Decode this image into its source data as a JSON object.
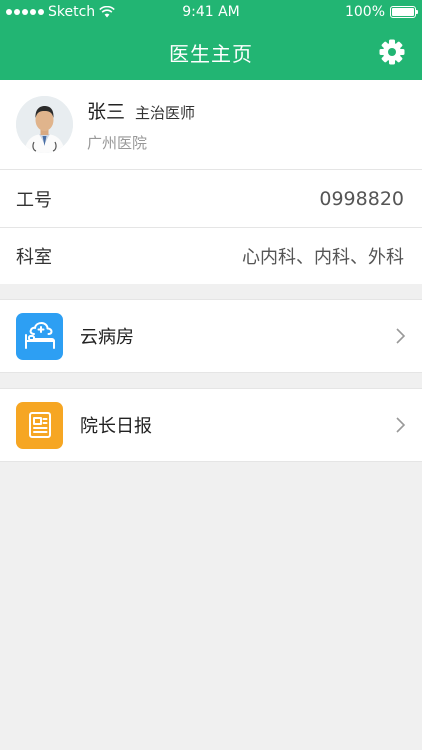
{
  "status_bar": {
    "carrier": "Sketch",
    "time": "9:41 AM",
    "battery": "100%"
  },
  "nav": {
    "title": "医生主页",
    "settings_icon": "gear-icon"
  },
  "profile": {
    "name": "张三",
    "title": "主治医师",
    "hospital": "广州医院"
  },
  "info_rows": [
    {
      "label": "工号",
      "value": "0998820"
    },
    {
      "label": "科室",
      "value": "心内科、内科、外科"
    }
  ],
  "menu": [
    {
      "label": "云病房",
      "icon": "hospital-bed-icon",
      "color": "#2d9ff3"
    },
    {
      "label": "院长日报",
      "icon": "report-icon",
      "color": "#f6a623"
    }
  ],
  "colors": {
    "primary": "#22b573",
    "background": "#f0f0f0"
  }
}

-=-=-=-=-

PROBLEM TO WORK ON ▸
Repeat each line of the records above exactly, but do not copy the pictures.

PROBLEM SOLUTION ▸
Decode this image into its source data as a JSON object.
{
  "status_bar": {
    "carrier": "Sketch",
    "time": "9:41 AM",
    "battery": "100%"
  },
  "nav": {
    "title": "医生主页",
    "settings_icon": "gear-icon"
  },
  "profile": {
    "name": "张三",
    "title": "主治医师",
    "hospital": "广州医院"
  },
  "info_rows": [
    {
      "label": "工号",
      "value": "0998820"
    },
    {
      "label": "科室",
      "value": "心内科、内科、外科"
    }
  ],
  "menu": [
    {
      "label": "云病房",
      "icon": "hospital-bed-icon",
      "color": "#2d9ff3"
    },
    {
      "label": "院长日报",
      "icon": "report-icon",
      "color": "#f6a623"
    }
  ],
  "colors": {
    "primary": "#22b573",
    "background": "#f0f0f0"
  }
}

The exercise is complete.